[Input material start]
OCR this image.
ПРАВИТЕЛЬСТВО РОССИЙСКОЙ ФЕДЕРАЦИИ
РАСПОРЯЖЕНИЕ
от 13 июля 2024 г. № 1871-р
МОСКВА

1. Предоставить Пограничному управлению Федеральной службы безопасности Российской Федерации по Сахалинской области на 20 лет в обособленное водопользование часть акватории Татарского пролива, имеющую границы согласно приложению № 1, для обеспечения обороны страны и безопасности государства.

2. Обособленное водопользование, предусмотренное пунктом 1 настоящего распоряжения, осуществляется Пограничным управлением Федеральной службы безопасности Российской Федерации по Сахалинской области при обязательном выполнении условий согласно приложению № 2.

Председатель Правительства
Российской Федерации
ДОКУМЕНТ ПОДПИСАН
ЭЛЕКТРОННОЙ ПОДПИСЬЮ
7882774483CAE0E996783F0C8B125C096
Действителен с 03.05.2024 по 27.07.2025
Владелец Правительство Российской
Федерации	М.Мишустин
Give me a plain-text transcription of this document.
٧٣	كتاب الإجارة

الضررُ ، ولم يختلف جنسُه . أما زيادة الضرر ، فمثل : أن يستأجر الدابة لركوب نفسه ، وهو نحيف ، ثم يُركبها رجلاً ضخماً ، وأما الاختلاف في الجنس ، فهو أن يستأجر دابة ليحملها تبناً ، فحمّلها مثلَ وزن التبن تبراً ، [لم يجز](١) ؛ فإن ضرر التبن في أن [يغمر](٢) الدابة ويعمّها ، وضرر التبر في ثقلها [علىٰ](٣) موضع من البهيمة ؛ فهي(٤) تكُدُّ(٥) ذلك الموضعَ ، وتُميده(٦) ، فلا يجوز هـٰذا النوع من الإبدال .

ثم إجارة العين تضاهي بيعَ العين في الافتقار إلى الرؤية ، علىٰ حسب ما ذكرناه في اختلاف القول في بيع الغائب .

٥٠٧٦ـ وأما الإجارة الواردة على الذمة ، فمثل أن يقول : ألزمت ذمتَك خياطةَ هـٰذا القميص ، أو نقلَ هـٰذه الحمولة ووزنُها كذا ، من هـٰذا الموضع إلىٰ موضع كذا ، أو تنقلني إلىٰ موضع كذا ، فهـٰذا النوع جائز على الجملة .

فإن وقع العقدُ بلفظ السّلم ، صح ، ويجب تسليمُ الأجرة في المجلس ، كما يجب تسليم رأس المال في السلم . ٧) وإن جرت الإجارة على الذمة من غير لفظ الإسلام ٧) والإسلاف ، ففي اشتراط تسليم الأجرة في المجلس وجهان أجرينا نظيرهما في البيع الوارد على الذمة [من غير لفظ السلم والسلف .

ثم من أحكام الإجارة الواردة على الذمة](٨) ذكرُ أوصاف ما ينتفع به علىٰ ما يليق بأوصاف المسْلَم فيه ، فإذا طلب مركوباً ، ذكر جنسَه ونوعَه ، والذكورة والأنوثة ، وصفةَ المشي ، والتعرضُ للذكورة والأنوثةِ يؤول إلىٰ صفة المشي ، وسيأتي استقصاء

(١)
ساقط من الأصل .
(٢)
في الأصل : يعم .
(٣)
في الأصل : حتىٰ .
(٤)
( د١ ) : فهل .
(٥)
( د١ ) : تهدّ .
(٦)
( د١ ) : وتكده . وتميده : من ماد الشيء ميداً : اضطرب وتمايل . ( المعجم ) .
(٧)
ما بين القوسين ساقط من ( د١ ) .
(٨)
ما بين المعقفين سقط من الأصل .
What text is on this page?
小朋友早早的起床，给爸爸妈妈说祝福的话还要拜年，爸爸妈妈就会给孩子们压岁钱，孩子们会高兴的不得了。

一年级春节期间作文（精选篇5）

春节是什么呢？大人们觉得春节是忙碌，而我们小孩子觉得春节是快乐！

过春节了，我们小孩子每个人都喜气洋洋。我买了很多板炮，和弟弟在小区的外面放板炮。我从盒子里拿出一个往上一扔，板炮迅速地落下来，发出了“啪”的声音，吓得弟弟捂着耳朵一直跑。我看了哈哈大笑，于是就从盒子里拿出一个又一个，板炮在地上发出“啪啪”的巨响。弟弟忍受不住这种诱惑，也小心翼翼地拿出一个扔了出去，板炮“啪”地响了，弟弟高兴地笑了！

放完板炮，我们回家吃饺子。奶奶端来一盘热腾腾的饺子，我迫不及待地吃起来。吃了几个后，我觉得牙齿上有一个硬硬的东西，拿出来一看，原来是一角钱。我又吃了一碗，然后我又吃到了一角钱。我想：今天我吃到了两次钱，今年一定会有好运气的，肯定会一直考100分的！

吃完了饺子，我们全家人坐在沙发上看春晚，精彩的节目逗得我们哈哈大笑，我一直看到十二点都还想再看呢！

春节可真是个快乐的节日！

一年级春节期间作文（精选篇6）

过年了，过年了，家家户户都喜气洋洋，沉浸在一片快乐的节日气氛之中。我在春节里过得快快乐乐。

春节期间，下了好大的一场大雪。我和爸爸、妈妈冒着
[Input material end]
__Task brief__. Extract all of the data shown above without alteration.

__Task solution__.
OCR this image.
ПРАВИТЕЛЬСТВО РОССИЙСКОЙ ФЕДЕРАЦИИ
РАСПОРЯЖЕНИЕ
от 13 июля 2024 г. № 1871-р
МОСКВА

1. Предоставить Пограничному управлению Федеральной службы безопасности Российской Федерации по Сахалинской области на 20 лет в обособленное водопользование часть акватории Татарского пролива, имеющую границы согласно приложению № 1, для обеспечения обороны страны и безопасности государства.

2. Обособленное водопользование, предусмотренное пунктом 1 настоящего распоряжения, осуществляется Пограничным управлением Федеральной службы безопасности Российской Федерации по Сахалинской области при обязательном выполнении условий согласно приложению № 2.

Председатель Правительства
Российской Федерации
ДОКУМЕНТ ПОДПИСАН
ЭЛЕКТРОННОЙ ПОДПИСЬЮ
7882774483CAE0E996783F0C8B125C096
Действителен с 03.05.2024 по 27.07.2025
Владелец Правительство Российской
Федерации	М.Мишустин
Give me a plain-text transcription of this document.
٧٣	كتاب الإجارة

الضررُ ، ولم يختلف جنسُه . أما زيادة الضرر ، فمثل : أن يستأجر الدابة لركوب نفسه ، وهو نحيف ، ثم يُركبها رجلاً ضخماً ، وأما الاختلاف في الجنس ، فهو أن يستأجر دابة ليحملها تبناً ، فحمّلها مثلَ وزن التبن تبراً ، [لم يجز](١) ؛ فإن ضرر التبن في أن [يغمر](٢) الدابة ويعمّها ، وضرر التبر في ثقلها [علىٰ](٣) موضع من البهيمة ؛ فهي(٤) تكُدُّ(٥) ذلك الموضعَ ، وتُميده(٦) ، فلا يجوز هـٰذا النوع من الإبدال .

ثم إجارة العين تضاهي بيعَ العين في الافتقار إلى الرؤية ، علىٰ حسب ما ذكرناه في اختلاف القول في بيع الغائب .

٥٠٧٦ـ وأما الإجارة الواردة على الذمة ، فمثل أن يقول : ألزمت ذمتَك خياطةَ هـٰذا القميص ، أو نقلَ هـٰذه الحمولة ووزنُها كذا ، من هـٰذا الموضع إلىٰ موضع كذا ، أو تنقلني إلىٰ موضع كذا ، فهـٰذا النوع جائز على الجملة .

فإن وقع العقدُ بلفظ السّلم ، صح ، ويجب تسليمُ الأجرة في المجلس ، كما يجب تسليم رأس المال في السلم . ٧) وإن جرت الإجارة على الذمة من غير لفظ الإسلام ٧) والإسلاف ، ففي اشتراط تسليم الأجرة في المجلس وجهان أجرينا نظيرهما في البيع الوارد على الذمة [من غير لفظ السلم والسلف .

ثم من أحكام الإجارة الواردة على الذمة](٨) ذكرُ أوصاف ما ينتفع به علىٰ ما يليق بأوصاف المسْلَم فيه ، فإذا طلب مركوباً ، ذكر جنسَه ونوعَه ، والذكورة والأنوثة ، وصفةَ المشي ، والتعرضُ للذكورة والأنوثةِ يؤول إلىٰ صفة المشي ، وسيأتي استقصاء

(١)
ساقط من الأصل .
(٢)
في الأصل : يعم .
(٣)
في الأصل : حتىٰ .
(٤)
( د١ ) : فهل .
(٥)
( د١ ) : تهدّ .
(٦)
( د١ ) : وتكده . وتميده : من ماد الشيء ميداً : اضطرب وتمايل . ( المعجم ) .
(٧)
ما بين القوسين ساقط من ( د١ ) .
(٨)
ما بين المعقفين سقط من الأصل .
What text is on this page?
小朋友早早的起床，给爸爸妈妈说祝福的话还要拜年，爸爸妈妈就会给孩子们压岁钱，孩子们会高兴的不得了。

一年级春节期间作文（精选篇5）

春节是什么呢？大人们觉得春节是忙碌，而我们小孩子觉得春节是快乐！

过春节了，我们小孩子每个人都喜气洋洋。我买了很多板炮，和弟弟在小区的外面放板炮。我从盒子里拿出一个往上一扔，板炮迅速地落下来，发出了“啪”的声音，吓得弟弟捂着耳朵一直跑。我看了哈哈大笑，于是就从盒子里拿出一个又一个，板炮在地上发出“啪啪”的巨响。弟弟忍受不住这种诱惑，也小心翼翼地拿出一个扔了出去，板炮“啪”地响了，弟弟高兴地笑了！

放完板炮，我们回家吃饺子。奶奶端来一盘热腾腾的饺子，我迫不及待地吃起来。吃了几个后，我觉得牙齿上有一个硬硬的东西，拿出来一看，原来是一角钱。我又吃了一碗，然后我又吃到了一角钱。我想：今天我吃到了两次钱，今年一定会有好运气的，肯定会一直考100分的！

吃完了饺子，我们全家人坐在沙发上看春晚，精彩的节目逗得我们哈哈大笑，我一直看到十二点都还想再看呢！

春节可真是个快乐的节日！

一年级春节期间作文（精选篇6）

过年了，过年了，家家户户都喜气洋洋，沉浸在一片快乐的节日气氛之中。我在春节里过得快快乐乐。

春节期间，下了好大的一场大雪。我和爸爸、妈妈冒着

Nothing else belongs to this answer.